◆ Rows ◆
#####

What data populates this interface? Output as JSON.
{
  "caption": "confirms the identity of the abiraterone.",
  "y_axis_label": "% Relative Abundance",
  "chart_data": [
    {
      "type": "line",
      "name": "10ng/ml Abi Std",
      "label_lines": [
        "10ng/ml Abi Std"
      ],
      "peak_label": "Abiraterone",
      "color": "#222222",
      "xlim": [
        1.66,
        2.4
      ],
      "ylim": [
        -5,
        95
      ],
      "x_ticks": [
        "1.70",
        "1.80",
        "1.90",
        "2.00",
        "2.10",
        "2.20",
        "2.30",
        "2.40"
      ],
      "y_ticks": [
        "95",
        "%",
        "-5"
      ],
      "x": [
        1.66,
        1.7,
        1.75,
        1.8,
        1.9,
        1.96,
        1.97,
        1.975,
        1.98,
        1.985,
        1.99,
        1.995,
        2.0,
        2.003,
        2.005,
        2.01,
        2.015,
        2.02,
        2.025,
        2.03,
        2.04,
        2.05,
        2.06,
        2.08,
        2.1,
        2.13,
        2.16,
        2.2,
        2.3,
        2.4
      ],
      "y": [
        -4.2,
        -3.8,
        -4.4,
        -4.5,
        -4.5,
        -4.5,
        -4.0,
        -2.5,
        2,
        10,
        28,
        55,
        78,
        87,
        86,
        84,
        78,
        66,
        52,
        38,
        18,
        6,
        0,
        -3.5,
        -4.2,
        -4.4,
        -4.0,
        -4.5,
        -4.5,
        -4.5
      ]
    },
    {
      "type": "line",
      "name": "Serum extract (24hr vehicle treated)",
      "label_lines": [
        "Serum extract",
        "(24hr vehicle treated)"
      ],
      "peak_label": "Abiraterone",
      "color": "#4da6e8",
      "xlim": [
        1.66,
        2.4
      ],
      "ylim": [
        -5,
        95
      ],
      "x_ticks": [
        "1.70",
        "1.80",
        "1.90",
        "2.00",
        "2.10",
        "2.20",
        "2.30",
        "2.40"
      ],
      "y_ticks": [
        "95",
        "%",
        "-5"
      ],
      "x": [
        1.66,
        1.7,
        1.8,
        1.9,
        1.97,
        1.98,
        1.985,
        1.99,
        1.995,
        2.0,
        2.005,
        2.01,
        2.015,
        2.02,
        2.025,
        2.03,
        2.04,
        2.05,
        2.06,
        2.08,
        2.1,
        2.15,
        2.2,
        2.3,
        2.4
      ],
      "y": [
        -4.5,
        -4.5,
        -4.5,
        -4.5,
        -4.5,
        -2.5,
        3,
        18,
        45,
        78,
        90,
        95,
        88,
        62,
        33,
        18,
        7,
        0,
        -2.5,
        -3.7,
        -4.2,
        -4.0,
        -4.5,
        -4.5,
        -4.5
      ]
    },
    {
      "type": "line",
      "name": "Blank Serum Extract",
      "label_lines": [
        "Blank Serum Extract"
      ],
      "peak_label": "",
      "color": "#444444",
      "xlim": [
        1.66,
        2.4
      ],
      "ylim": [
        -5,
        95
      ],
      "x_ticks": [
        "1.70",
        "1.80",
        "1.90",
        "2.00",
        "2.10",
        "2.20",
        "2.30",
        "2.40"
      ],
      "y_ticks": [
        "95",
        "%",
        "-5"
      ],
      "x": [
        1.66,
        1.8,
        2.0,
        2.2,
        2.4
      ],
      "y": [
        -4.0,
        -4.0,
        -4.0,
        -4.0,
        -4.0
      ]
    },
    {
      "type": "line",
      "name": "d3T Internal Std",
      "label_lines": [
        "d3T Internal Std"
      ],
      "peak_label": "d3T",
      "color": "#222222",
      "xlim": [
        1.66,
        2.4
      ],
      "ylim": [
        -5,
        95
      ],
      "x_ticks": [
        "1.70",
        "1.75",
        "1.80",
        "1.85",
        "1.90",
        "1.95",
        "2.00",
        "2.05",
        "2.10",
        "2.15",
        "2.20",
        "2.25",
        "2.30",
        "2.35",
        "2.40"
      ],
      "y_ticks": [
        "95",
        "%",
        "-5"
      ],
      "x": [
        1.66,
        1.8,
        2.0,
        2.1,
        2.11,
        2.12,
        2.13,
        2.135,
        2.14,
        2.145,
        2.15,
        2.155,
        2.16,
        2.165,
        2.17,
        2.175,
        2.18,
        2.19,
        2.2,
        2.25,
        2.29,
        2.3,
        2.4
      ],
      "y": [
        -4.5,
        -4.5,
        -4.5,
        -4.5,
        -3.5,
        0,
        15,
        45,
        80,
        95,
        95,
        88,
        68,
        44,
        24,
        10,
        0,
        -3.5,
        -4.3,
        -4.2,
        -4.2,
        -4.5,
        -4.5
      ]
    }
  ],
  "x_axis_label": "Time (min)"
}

#####

◆ The task ◆
Quote all the records. Keep every word exact.

◆ Result below ◆
What data populates this interface? Output as JSON.
{
  "caption": "confirms the identity of the abiraterone.",
  "y_axis_label": "% Relative Abundance",
  "chart_data": [
    {
      "type": "line",
      "name": "10ng/ml Abi Std",
      "label_lines": [
        "10ng/ml Abi Std"
      ],
      "peak_label": "Abiraterone",
      "color": "#222222",
      "xlim": [
        1.66,
        2.4
      ],
      "ylim": [
        -5,
        95
      ],
      "x_ticks": [
        "1.70",
        "1.80",
        "1.90",
        "2.00",
        "2.10",
        "2.20",
        "2.30",
        "2.40"
      ],
      "y_ticks": [
        "95",
        "%",
        "-5"
      ],
      "x": [
        1.66,
        1.7,
        1.75,
        1.8,
        1.9,
        1.96,
        1.97,
        1.975,
        1.98,
        1.985,
        1.99,
        1.995,
        2.0,
        2.003,
        2.005,
        2.01,
        2.015,
        2.02,
        2.025,
        2.03,
        2.04,
        2.05,
        2.06,
        2.08,
        2.1,
        2.13,
        2.16,
        2.2,
        2.3,
        2.4
      ],
      "y": [
        -4.2,
        -3.8,
        -4.4,
        -4.5,
        -4.5,
        -4.5,
        -4.0,
        -2.5,
        2,
        10,
        28,
        55,
        78,
        87,
        86,
        84,
        78,
        66,
        52,
        38,
        18,
        6,
        0,
        -3.5,
        -4.2,
        -4.4,
        -4.0,
        -4.5,
        -4.5,
        -4.5
      ]
    },
    {
      "type": "line",
      "name": "Serum extract (24hr vehicle treated)",
      "label_lines": [
        "Serum extract",
        "(24hr vehicle treated)"
      ],
      "peak_label": "Abiraterone",
      "color": "#4da6e8",
      "xlim": [
        1.66,
        2.4
      ],
      "ylim": [
        -5,
        95
      ],
      "x_ticks": [
        "1.70",
        "1.80",
        "1.90",
        "2.00",
        "2.10",
        "2.20",
        "2.30",
        "2.40"
      ],
      "y_ticks": [
        "95",
        "%",
        "-5"
      ],
      "x": [
        1.66,
        1.7,
        1.8,
        1.9,
        1.97,
        1.98,
        1.985,
        1.99,
        1.995,
        2.0,
        2.005,
        2.01,
        2.015,
        2.02,
        2.025,
        2.03,
        2.04,
        2.05,
        2.06,
        2.08,
        2.1,
        2.15,
        2.2,
        2.3,
        2.4
      ],
      "y": [
        -4.5,
        -4.5,
        -4.5,
        -4.5,
        -4.5,
        -2.5,
        3,
        18,
        45,
        78,
        90,
        95,
        88,
        62,
        33,
        18,
        7,
        0,
        -2.5,
        -3.7,
        -4.2,
        -4.0,
        -4.5,
        -4.5,
        -4.5
      ]
    },
    {
      "type": "line",
      "name": "Blank Serum Extract",
      "label_lines": [
        "Blank Serum Extract"
      ],
      "peak_label": "",
      "color": "#444444",
      "xlim": [
        1.66,
        2.4
      ],
      "ylim": [
        -5,
        95
      ],
      "x_ticks": [
        "1.70",
        "1.80",
        "1.90",
        "2.00",
        "2.10",
        "2.20",
        "2.30",
        "2.40"
      ],
      "y_ticks": [
        "95",
        "%",
        "-5"
      ],
      "x": [
        1.66,
        1.8,
        2.0,
        2.2,
        2.4
      ],
      "y": [
        -4.0,
        -4.0,
        -4.0,
        -4.0,
        -4.0
      ]
    },
    {
      "type": "line",
      "name": "d3T Internal Std",
      "label_lines": [
        "d3T Internal Std"
      ],
      "peak_label": "d3T",
      "color": "#222222",
      "xlim": [
        1.66,
        2.4
      ],
      "ylim": [
        -5,
        95
      ],
      "x_ticks": [
        "1.70",
        "1.75",
        "1.80",
        "1.85",
        "1.90",
        "1.95",
        "2.00",
        "2.05",
        "2.10",
        "2.15",
        "2.20",
        "2.25",
        "2.30",
        "2.35",
        "2.40"
      ],
      "y_ticks": [
        "95",
        "%",
        "-5"
      ],
      "x": [
        1.66,
        1.8,
        2.0,
        2.1,
        2.11,
        2.12,
        2.13,
        2.135,
        2.14,
        2.145,
        2.15,
        2.155,
        2.16,
        2.165,
        2.17,
        2.175,
        2.18,
        2.19,
        2.2,
        2.25,
        2.29,
        2.3,
        2.4
      ],
      "y": [
        -4.5,
        -4.5,
        -4.5,
        -4.5,
        -3.5,
        0,
        15,
        45,
        80,
        95,
        95,
        88,
        68,
        44,
        24,
        10,
        0,
        -3.5,
        -4.3,
        -4.2,
        -4.2,
        -4.5,
        -4.5
      ]
    }
  ],
  "x_axis_label": "Time (min)"
}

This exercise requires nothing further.